> [To do]:
I'd ask you to write out the lines below exactly, with no images.

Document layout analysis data
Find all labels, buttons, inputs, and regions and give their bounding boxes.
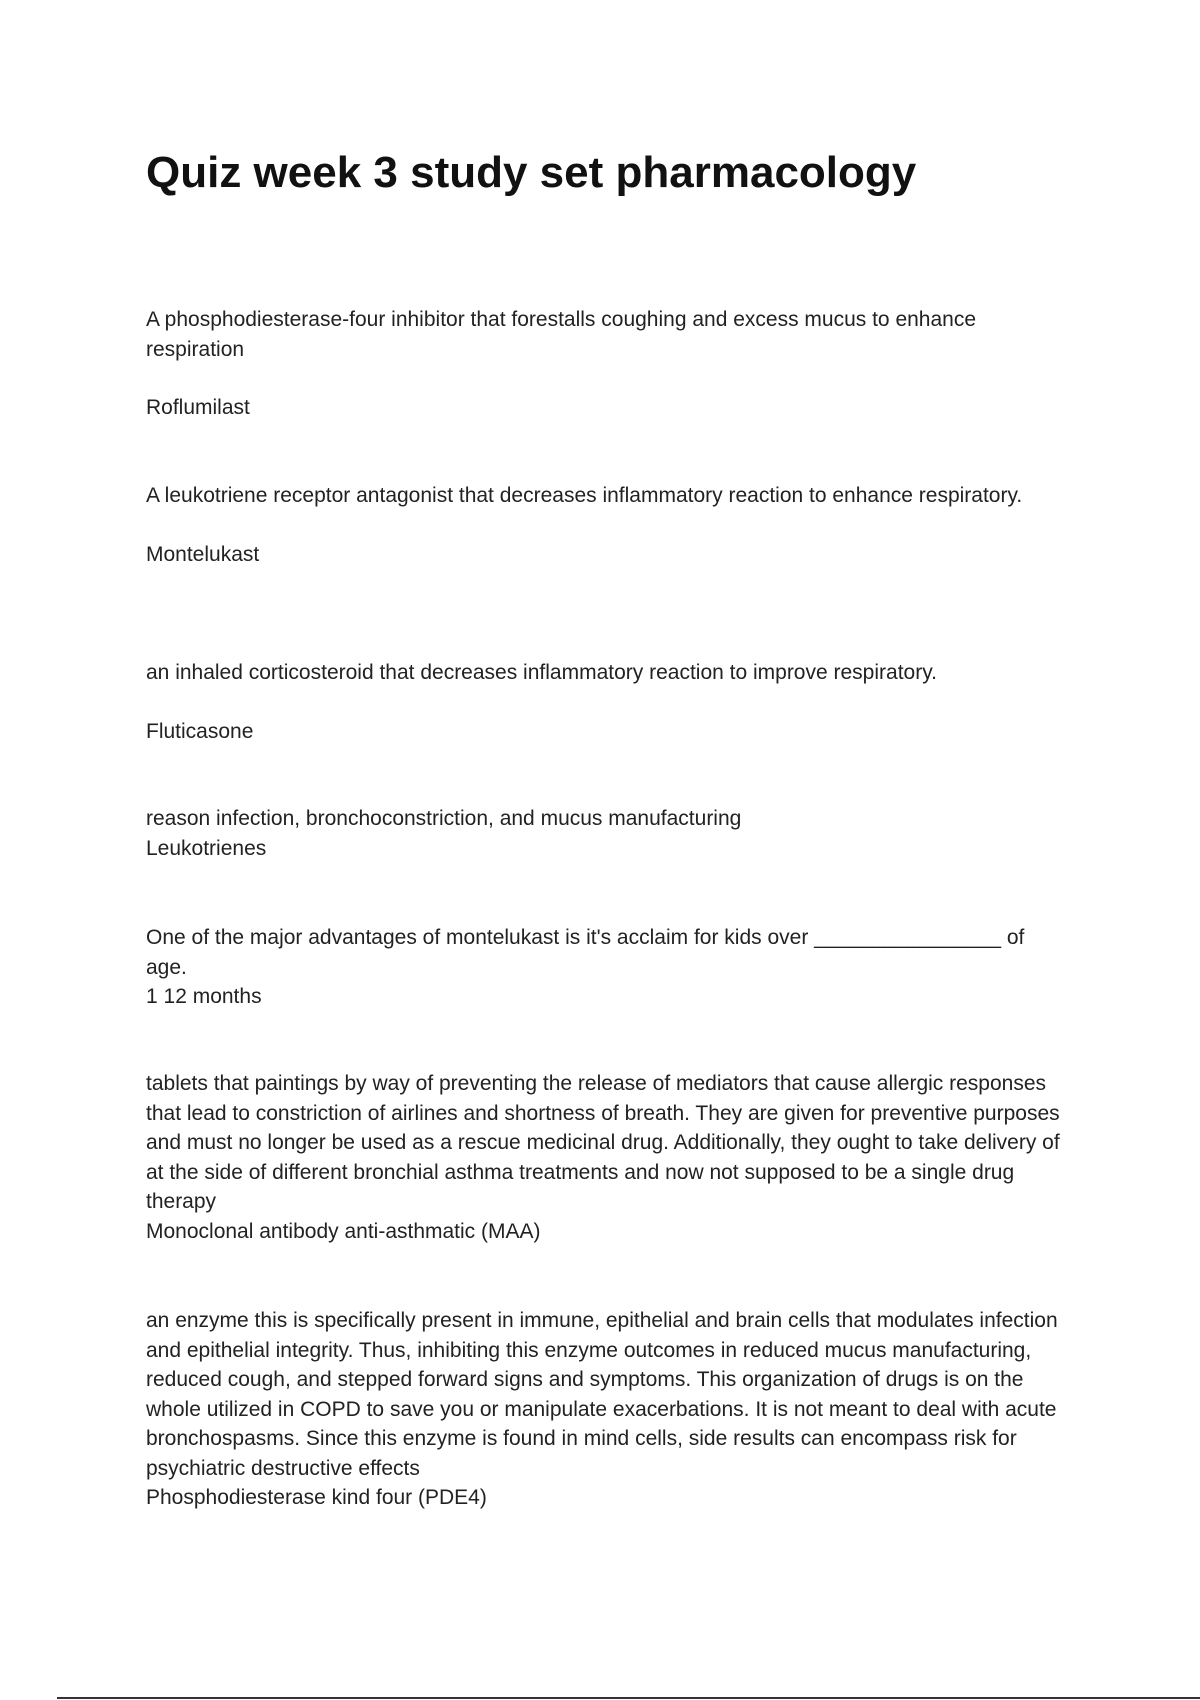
question-text: an enzyme this is specifically present in immune, epithelial and brain cells that modulates infection and epithelial integrity. Thus, inhibiting this enzyme outcomes in reduced mucus manufacturing, reduced cough, and stepped forward signs and symptoms. This organization of drugs is on the whole utilized in COPD to save you or manipulate exacerbations. It is not meant to deal with acute bronchospasms. Since this enzyme is found in mind cells, side results can encompass risk for psychiatric destructive effects [146, 1309, 1058, 1480]
question-text: an inhaled corticosteroid that decreases inflammatory reaction to improve respiratory. [146, 661, 937, 684]
question-text: A leukotriene receptor antagonist that decreases inflammatory reaction to enhance respiratory. [146, 484, 1023, 507]
answer-text: Monoclonal antibody anti-asthmatic (MAA) [146, 1219, 541, 1243]
qa-item-4 [146, 804, 1066, 863]
question-text: reason infection, bronchoconstriction, and mucus manufacturing [146, 807, 742, 830]
qa-item-5 [146, 923, 1066, 1012]
page-title: Quiz week 3 study set pharmacology [146, 148, 917, 197]
question-text: One of the major advantages of montelukast is it's acclaim for kids over ________________ of age. [146, 926, 1025, 979]
qa-item-2 [146, 481, 1066, 569]
answer-text: Montelukast [146, 542, 260, 566]
qa-item-1 [146, 305, 1066, 423]
qa-item-6 [146, 1069, 1066, 1246]
answer-text: Leukotrienes [146, 836, 267, 860]
qa-item-3 [146, 658, 1066, 746]
qa-item-7 [146, 1306, 1066, 1513]
answer-text: 1 12 months [146, 985, 262, 1008]
answer-text: Fluticasone [146, 719, 254, 743]
answer-text: Roflumilast [146, 396, 250, 419]
question-text: tablets that paintings by way of preventing the release of mediators that cause allergic responses that lead to constriction of airlines and shortness of breath. They are given for preventive purposes and must no longer be used as a rescue medicinal drug. Additionally, they ought to take delivery of at the side of different bronchial asthma treatments and now not supposed to be a single drug therapy [146, 1072, 1060, 1213]
question-text: A phosphodiesterase-four inhibitor that forestalls coughing and excess mucus to enhance respiration [146, 308, 977, 361]
bottom-divider [57, 1697, 1200, 1699]
answer-text: Phosphodiesterase kind four (PDE4) [146, 1486, 487, 1509]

> [Written solution]:
Find all labels, buttons, inputs, and regions and give their bounding boxes.
question-text: an enzyme this is specifically present in immune, epithelial and brain cells that modulates infection and epithelial integrity. Thus, inhibiting this enzyme outcomes in reduced mucus manufacturing, reduced cough, and stepped forward signs and symptoms. This organization of drugs is on the whole utilized in COPD to save you or manipulate exacerbations. It is not meant to deal with acute bronchospasms. Since this enzyme is found in mind cells, side results can encompass risk for psychiatric destructive effects [146, 1309, 1058, 1480]
question-text: an inhaled corticosteroid that decreases inflammatory reaction to improve respiratory. [146, 661, 937, 684]
question-text: A leukotriene receptor antagonist that decreases inflammatory reaction to enhance respiratory. [146, 484, 1023, 507]
answer-text: Monoclonal antibody anti-asthmatic (MAA) [146, 1219, 541, 1243]
qa-item-4 [146, 804, 1066, 863]
question-text: reason infection, bronchoconstriction, and mucus manufacturing [146, 807, 742, 830]
qa-item-5 [146, 923, 1066, 1012]
page-title: Quiz week 3 study set pharmacology [146, 148, 917, 197]
question-text: One of the major advantages of montelukast is it's acclaim for kids over ________________ of age. [146, 926, 1025, 979]
qa-item-2 [146, 481, 1066, 569]
answer-text: Montelukast [146, 542, 260, 566]
qa-item-1 [146, 305, 1066, 423]
qa-item-6 [146, 1069, 1066, 1246]
answer-text: Leukotrienes [146, 836, 267, 860]
qa-item-3 [146, 658, 1066, 746]
qa-item-7 [146, 1306, 1066, 1513]
answer-text: 1 12 months [146, 985, 262, 1008]
answer-text: Fluticasone [146, 719, 254, 743]
answer-text: Roflumilast [146, 396, 250, 419]
question-text: tablets that paintings by way of preventing the release of mediators that cause allergic responses that lead to constriction of airlines and shortness of breath. They are given for preventive purposes and must no longer be used as a rescue medicinal drug. Additionally, they ought to take delivery of at the side of different bronchial asthma treatments and now not supposed to be a single drug therapy [146, 1072, 1060, 1213]
question-text: A phosphodiesterase-four inhibitor that forestalls coughing and excess mucus to enhance respiration [146, 308, 977, 361]
bottom-divider [57, 1697, 1200, 1699]
answer-text: Phosphodiesterase kind four (PDE4) [146, 1486, 487, 1509]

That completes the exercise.